§ Goal
Look below for the line with "Extract all readable text from this page.". Extract that line and each one after it through the last, word for word.

########

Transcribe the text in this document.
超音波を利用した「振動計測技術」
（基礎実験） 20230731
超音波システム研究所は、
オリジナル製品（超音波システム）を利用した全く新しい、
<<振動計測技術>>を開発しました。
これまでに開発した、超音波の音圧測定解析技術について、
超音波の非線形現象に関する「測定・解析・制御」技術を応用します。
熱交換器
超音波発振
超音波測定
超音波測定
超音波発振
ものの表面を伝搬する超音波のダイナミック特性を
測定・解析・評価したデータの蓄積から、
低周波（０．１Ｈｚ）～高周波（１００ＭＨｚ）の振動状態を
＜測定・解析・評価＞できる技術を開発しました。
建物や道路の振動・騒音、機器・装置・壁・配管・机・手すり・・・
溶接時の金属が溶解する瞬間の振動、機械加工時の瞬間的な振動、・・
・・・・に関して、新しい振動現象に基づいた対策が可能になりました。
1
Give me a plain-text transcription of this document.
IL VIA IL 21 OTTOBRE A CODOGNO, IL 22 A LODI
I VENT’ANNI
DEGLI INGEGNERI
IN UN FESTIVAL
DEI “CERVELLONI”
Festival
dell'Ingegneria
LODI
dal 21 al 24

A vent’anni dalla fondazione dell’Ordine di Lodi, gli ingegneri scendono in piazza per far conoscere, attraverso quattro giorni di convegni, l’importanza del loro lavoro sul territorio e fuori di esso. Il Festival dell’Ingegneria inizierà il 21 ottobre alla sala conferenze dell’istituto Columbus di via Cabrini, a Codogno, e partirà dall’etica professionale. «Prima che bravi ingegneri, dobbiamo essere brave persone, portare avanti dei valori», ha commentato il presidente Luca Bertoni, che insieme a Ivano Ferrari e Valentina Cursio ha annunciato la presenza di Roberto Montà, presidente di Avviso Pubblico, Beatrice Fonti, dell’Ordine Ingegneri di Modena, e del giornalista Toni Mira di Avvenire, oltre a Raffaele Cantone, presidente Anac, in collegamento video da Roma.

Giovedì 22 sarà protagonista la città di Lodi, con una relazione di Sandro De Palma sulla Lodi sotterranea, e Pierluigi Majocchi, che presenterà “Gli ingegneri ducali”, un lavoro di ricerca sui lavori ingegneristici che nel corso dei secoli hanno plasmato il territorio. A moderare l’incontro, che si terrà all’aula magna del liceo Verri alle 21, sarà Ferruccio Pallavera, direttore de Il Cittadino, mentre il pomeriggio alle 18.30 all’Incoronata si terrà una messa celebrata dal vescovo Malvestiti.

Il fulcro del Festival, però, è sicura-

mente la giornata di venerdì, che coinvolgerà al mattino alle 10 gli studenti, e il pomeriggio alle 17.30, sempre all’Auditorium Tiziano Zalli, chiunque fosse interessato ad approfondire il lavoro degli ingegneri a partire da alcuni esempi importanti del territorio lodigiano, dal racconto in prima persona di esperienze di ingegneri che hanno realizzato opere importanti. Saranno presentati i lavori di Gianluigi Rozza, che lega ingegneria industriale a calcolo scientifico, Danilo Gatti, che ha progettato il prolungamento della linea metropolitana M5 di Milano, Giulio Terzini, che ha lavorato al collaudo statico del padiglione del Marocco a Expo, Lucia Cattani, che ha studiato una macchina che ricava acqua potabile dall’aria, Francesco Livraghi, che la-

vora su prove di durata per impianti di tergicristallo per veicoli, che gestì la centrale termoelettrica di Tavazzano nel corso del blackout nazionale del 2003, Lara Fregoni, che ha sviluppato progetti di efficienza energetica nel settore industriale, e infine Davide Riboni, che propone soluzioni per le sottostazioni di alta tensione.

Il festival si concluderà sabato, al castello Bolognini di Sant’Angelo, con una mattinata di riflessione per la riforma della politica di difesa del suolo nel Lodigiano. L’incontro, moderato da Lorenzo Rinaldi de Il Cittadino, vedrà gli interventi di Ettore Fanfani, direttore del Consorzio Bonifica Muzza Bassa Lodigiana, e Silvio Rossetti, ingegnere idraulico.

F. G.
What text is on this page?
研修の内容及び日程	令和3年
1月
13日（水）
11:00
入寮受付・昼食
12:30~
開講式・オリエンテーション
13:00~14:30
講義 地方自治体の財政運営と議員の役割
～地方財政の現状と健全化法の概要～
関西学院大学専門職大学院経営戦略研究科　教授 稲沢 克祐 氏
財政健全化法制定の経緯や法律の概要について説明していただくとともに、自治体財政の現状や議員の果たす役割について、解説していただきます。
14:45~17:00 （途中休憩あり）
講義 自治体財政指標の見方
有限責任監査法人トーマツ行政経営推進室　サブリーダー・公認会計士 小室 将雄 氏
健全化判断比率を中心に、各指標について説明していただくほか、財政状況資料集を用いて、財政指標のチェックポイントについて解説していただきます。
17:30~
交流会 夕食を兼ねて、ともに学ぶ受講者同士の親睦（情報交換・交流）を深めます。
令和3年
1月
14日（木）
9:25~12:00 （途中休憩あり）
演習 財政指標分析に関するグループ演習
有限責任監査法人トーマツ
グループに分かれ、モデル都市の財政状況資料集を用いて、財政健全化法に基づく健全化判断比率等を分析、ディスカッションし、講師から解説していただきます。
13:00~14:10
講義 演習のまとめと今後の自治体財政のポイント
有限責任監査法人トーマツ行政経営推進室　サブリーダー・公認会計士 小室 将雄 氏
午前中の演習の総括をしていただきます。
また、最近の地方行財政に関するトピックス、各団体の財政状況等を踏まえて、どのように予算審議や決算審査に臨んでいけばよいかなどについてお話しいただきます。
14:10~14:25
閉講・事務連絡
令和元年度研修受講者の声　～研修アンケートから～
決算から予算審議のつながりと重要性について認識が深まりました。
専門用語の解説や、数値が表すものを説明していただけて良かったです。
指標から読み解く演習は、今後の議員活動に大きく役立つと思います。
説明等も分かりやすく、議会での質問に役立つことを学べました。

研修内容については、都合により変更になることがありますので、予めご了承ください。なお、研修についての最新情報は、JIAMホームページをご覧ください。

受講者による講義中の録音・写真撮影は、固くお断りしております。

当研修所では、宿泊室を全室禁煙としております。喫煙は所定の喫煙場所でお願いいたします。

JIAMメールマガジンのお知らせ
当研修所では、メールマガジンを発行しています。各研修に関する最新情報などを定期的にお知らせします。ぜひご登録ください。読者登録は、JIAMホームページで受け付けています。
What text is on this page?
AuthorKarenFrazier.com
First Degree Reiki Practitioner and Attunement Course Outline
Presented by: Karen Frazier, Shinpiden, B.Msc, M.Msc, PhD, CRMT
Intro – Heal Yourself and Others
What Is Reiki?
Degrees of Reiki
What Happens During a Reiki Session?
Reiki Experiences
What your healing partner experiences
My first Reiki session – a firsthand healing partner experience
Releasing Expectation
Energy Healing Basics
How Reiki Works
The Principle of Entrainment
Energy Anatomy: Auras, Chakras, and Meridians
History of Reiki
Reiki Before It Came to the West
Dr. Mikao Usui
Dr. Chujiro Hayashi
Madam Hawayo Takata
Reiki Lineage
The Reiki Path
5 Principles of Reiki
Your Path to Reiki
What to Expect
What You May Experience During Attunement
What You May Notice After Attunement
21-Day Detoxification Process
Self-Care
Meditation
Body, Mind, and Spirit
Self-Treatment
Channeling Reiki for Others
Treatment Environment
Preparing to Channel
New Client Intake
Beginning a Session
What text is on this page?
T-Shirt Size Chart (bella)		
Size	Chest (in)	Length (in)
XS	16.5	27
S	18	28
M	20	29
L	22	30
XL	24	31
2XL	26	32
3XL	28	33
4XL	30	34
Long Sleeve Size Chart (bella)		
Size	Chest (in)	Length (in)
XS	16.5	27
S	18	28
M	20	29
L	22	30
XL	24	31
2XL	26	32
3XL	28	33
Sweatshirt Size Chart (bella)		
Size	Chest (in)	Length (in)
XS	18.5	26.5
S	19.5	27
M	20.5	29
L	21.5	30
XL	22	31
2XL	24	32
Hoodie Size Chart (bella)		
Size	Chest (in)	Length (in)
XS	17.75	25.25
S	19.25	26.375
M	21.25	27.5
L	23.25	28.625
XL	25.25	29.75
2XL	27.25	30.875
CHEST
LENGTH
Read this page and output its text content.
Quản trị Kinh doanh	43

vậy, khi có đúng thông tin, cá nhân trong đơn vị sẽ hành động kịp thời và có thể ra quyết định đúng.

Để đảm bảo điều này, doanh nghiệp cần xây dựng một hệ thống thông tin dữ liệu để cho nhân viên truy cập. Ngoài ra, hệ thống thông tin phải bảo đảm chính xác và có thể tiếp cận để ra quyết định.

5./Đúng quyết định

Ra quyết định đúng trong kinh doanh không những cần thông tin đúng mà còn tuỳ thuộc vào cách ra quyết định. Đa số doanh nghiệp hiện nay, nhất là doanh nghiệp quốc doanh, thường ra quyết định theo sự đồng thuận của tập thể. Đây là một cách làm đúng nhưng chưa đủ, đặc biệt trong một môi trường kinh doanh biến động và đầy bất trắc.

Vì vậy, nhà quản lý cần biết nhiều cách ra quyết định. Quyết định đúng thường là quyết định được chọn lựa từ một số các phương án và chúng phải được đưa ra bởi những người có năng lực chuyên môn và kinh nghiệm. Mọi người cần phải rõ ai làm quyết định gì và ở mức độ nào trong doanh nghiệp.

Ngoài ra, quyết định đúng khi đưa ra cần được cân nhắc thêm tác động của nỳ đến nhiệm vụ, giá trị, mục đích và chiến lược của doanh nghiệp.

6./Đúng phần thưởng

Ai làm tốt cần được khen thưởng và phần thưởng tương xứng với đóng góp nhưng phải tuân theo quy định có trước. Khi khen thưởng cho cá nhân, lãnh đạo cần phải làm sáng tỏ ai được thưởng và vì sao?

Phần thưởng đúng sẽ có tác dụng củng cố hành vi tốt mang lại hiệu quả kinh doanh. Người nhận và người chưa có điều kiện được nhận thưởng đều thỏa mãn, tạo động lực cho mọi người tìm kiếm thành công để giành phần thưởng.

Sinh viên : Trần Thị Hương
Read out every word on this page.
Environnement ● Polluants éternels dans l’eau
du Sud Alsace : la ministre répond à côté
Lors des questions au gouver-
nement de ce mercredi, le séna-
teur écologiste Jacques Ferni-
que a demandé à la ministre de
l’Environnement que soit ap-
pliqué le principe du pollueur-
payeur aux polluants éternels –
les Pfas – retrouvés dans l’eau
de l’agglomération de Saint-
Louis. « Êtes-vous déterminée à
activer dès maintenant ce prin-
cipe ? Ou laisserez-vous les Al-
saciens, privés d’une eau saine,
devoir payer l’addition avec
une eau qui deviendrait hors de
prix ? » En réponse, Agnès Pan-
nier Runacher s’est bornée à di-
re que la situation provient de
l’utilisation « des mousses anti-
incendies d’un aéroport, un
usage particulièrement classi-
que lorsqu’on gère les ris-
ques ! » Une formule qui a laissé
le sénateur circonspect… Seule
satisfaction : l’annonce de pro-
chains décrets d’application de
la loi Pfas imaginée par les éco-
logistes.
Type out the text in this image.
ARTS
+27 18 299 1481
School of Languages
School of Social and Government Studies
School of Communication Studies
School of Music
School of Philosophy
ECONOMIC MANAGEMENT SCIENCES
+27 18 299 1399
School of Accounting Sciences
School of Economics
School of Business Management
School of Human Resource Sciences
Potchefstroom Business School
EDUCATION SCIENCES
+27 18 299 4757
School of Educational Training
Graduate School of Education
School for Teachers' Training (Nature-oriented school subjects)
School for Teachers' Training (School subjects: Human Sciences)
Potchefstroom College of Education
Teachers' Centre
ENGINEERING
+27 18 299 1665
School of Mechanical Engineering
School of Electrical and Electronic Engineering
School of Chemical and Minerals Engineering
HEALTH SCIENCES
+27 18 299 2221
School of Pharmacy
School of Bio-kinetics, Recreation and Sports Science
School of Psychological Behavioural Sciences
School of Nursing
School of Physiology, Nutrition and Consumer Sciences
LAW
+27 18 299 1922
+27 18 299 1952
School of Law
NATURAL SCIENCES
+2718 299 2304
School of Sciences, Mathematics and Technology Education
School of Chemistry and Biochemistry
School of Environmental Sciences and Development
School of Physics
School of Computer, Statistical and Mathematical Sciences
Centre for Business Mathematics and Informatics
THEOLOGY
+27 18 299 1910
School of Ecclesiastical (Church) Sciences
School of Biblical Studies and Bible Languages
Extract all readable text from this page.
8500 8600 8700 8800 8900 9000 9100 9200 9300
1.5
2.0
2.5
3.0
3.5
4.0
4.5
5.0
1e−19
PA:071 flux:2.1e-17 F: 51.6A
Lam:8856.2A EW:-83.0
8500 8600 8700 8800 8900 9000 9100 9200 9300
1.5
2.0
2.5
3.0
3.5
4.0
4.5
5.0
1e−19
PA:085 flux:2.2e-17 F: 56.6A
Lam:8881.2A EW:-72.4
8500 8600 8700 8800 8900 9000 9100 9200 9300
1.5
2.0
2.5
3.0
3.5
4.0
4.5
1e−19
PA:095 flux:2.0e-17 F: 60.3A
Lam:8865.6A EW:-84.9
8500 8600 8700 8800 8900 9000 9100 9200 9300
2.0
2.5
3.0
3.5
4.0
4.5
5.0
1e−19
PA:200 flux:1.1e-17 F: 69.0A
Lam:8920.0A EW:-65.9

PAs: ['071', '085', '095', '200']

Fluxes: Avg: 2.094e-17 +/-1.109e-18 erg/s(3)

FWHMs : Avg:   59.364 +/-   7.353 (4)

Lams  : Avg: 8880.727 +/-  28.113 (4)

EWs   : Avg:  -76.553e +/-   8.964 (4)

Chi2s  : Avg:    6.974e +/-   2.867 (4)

########

§ Output
Extract all readable text from this page.
8500 8600 8700 8800 8900 9000 9100 9200 9300
1.5
2.0
2.5
3.0
3.5
4.0
4.5
5.0
1e−19
PA:071 flux:2.1e-17 F: 51.6A
Lam:8856.2A EW:-83.0
8500 8600 8700 8800 8900 9000 9100 9200 9300
1.5
2.0
2.5
3.0
3.5
4.0
4.5
5.0
1e−19
PA:085 flux:2.2e-17 F: 56.6A
Lam:8881.2A EW:-72.4
8500 8600 8700 8800 8900 9000 9100 9200 9300
1.5
2.0
2.5
3.0
3.5
4.0
4.5
1e−19
PA:095 flux:2.0e-17 F: 60.3A
Lam:8865.6A EW:-84.9
8500 8600 8700 8800 8900 9000 9100 9200 9300
2.0
2.5
3.0
3.5
4.0
4.5
5.0
1e−19
PA:200 flux:1.1e-17 F: 69.0A
Lam:8920.0A EW:-65.9

PAs: ['071', '085', '095', '200']

Fluxes: Avg: 2.094e-17 +/-1.109e-18 erg/s(3)

FWHMs : Avg:   59.364 +/-   7.353 (4)

Lams  : Avg: 8880.727 +/-  28.113 (4)

EWs   : Avg:  -76.553e +/-   8.964 (4)

Chi2s  : Avg:    6.974e +/-   2.867 (4)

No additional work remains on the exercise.